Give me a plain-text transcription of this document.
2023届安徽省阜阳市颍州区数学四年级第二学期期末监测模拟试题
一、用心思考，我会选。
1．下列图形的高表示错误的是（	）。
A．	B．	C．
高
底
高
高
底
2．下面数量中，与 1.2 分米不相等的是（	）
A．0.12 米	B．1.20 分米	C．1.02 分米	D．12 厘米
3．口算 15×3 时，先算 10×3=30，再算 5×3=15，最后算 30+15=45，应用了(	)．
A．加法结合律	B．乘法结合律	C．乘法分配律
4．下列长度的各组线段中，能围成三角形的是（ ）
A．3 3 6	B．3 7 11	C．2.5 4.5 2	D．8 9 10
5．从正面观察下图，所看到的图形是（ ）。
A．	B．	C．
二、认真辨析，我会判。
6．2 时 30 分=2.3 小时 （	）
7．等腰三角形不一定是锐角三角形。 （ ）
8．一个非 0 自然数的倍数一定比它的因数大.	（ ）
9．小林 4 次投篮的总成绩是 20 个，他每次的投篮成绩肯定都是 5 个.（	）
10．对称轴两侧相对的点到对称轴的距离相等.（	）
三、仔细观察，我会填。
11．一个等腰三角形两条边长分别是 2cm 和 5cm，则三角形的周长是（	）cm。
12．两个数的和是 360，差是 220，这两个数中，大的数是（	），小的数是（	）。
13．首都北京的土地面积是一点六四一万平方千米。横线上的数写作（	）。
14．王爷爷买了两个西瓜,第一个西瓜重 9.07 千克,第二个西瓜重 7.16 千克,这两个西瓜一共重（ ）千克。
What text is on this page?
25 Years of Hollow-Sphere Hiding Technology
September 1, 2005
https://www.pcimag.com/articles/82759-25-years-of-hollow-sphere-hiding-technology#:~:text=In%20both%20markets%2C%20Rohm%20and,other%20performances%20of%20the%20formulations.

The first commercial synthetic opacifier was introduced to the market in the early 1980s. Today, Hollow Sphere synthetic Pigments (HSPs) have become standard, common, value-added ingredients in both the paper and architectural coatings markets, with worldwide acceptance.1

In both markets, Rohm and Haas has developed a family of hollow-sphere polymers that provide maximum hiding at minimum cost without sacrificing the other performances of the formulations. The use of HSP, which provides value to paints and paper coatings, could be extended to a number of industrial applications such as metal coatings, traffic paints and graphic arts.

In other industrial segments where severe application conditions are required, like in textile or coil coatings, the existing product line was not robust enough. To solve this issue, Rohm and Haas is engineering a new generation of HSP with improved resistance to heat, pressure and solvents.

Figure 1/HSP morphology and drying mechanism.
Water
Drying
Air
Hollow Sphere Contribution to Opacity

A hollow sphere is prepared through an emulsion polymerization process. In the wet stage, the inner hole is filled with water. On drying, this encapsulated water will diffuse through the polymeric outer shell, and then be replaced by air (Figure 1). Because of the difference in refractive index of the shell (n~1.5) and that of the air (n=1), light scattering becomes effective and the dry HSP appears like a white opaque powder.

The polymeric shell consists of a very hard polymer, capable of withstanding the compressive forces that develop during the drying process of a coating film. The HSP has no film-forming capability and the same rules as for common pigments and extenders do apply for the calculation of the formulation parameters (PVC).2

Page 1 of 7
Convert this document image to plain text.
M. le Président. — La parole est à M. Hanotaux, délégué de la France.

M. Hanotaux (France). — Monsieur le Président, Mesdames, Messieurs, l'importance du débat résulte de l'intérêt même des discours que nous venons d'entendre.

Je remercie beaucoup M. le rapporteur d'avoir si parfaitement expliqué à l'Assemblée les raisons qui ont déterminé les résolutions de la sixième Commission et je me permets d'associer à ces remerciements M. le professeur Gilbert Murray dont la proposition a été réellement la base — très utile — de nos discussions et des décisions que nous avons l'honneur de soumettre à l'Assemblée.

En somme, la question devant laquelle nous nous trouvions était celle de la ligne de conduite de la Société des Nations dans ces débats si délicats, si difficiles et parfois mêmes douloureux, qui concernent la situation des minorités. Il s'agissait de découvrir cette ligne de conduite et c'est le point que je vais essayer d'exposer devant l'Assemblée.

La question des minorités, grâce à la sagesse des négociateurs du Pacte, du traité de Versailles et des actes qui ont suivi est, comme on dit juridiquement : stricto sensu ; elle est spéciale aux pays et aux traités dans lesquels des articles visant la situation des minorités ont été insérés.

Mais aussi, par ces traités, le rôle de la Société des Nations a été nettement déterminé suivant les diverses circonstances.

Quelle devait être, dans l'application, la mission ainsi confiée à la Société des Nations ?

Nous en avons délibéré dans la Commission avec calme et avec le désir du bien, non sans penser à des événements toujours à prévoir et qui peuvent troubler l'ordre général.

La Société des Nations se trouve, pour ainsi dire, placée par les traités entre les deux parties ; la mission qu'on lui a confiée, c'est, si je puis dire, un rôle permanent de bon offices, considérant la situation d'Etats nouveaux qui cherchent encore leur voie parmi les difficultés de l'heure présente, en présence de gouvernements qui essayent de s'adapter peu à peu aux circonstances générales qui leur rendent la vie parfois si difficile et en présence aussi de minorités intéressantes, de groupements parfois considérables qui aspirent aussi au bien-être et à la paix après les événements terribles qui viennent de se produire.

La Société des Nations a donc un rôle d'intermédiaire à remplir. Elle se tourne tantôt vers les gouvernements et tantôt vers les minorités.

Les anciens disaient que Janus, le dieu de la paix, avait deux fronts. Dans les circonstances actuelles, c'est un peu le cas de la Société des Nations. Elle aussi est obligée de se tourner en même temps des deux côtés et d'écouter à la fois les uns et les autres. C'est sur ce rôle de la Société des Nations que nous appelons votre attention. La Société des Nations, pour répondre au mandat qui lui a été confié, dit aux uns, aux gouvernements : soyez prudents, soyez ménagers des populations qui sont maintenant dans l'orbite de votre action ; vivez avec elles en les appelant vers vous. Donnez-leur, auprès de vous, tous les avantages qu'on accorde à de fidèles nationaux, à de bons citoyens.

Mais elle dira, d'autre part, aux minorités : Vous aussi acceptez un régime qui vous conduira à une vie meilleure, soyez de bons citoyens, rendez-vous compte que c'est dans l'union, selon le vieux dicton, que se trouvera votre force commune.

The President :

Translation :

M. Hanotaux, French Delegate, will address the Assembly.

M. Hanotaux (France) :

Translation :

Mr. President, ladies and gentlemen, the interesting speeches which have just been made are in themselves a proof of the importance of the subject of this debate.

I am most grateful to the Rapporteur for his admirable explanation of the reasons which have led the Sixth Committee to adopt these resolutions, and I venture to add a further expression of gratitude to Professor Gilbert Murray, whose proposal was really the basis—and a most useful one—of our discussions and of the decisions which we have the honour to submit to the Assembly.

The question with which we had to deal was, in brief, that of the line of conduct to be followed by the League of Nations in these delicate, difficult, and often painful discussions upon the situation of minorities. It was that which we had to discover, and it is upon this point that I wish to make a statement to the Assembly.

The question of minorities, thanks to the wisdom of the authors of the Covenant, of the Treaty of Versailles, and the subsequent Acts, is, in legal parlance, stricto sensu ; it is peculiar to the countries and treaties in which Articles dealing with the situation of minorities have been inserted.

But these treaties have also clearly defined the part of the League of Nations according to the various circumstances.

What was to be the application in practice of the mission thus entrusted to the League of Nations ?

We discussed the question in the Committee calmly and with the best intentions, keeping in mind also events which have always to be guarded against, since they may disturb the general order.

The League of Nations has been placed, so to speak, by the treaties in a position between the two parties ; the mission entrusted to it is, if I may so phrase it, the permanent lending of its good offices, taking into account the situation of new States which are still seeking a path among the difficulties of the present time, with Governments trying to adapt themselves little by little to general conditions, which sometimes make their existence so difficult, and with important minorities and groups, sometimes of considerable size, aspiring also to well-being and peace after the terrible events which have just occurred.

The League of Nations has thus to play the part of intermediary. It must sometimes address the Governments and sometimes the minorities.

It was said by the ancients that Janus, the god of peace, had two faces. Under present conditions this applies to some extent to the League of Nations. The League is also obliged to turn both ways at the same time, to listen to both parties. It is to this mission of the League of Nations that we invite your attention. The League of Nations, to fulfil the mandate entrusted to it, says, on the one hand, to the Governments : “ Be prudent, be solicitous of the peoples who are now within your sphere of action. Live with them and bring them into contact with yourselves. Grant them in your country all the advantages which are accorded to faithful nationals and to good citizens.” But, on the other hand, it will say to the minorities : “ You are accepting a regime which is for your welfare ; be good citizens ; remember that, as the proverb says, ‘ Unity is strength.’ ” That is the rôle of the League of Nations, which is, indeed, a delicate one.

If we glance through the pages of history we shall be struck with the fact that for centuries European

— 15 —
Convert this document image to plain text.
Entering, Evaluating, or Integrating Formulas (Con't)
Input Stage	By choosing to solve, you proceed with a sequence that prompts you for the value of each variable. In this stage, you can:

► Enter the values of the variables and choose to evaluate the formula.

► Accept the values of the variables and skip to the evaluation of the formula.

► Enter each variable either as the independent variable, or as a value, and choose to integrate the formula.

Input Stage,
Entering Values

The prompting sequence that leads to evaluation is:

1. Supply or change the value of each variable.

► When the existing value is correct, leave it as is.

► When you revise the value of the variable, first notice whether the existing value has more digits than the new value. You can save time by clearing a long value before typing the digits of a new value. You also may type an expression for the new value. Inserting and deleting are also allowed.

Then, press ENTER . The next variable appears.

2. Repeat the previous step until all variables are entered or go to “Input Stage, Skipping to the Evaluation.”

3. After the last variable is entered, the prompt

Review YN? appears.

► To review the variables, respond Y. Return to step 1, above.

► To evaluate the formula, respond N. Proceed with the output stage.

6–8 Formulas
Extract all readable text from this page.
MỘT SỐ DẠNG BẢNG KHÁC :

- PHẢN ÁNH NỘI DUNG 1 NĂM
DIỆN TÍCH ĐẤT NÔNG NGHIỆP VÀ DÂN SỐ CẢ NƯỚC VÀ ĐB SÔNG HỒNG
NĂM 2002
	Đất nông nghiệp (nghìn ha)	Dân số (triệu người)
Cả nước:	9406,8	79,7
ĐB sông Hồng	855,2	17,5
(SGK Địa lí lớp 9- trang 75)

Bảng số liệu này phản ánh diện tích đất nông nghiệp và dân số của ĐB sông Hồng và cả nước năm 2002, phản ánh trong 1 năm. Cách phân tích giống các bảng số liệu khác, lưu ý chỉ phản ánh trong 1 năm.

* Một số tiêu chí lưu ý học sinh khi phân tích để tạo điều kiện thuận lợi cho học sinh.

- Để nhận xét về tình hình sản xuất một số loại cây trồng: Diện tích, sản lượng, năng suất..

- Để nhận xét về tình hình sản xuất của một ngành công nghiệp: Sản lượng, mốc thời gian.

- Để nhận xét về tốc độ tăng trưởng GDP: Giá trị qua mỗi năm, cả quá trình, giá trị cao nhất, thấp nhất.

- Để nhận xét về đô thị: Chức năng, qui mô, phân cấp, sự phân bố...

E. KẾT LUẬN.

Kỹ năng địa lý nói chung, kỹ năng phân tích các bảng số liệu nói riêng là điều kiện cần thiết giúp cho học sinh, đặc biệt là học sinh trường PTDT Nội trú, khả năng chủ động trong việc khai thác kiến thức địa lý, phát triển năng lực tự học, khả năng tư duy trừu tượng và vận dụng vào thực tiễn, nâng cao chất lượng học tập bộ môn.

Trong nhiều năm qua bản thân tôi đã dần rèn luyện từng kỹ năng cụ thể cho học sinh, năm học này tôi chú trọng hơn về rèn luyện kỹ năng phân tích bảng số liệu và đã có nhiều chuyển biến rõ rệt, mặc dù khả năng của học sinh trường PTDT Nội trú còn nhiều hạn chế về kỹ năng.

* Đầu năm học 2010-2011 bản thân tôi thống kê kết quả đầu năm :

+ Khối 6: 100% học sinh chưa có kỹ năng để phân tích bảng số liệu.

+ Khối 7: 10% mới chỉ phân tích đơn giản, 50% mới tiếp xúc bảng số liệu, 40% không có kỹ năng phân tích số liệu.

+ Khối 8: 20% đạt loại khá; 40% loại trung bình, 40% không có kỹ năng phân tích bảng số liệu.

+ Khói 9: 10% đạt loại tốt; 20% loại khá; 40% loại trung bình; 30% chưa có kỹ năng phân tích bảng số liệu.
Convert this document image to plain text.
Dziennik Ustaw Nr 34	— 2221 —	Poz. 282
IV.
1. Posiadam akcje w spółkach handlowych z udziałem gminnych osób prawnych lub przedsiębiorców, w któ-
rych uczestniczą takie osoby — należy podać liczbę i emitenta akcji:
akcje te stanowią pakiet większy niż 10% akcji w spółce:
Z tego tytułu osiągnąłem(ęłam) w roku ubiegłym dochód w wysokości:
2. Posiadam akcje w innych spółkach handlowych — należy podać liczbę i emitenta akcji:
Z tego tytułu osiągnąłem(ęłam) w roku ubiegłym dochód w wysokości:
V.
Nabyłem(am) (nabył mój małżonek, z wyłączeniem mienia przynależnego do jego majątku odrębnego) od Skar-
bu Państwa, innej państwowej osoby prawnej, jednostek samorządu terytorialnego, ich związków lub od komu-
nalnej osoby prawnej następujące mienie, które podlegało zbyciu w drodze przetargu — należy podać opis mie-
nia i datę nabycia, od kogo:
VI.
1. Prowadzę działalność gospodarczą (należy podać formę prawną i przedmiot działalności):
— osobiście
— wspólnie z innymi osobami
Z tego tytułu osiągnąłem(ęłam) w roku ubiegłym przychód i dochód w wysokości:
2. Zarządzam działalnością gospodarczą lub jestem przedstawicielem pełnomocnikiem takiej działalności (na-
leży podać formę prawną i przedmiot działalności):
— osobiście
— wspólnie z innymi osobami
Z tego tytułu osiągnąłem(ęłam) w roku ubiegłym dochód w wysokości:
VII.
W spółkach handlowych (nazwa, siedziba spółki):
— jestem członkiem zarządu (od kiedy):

___

Report how many lines in the listing above include the word "parfois". Give nothing but the number.

Solution to this task: 2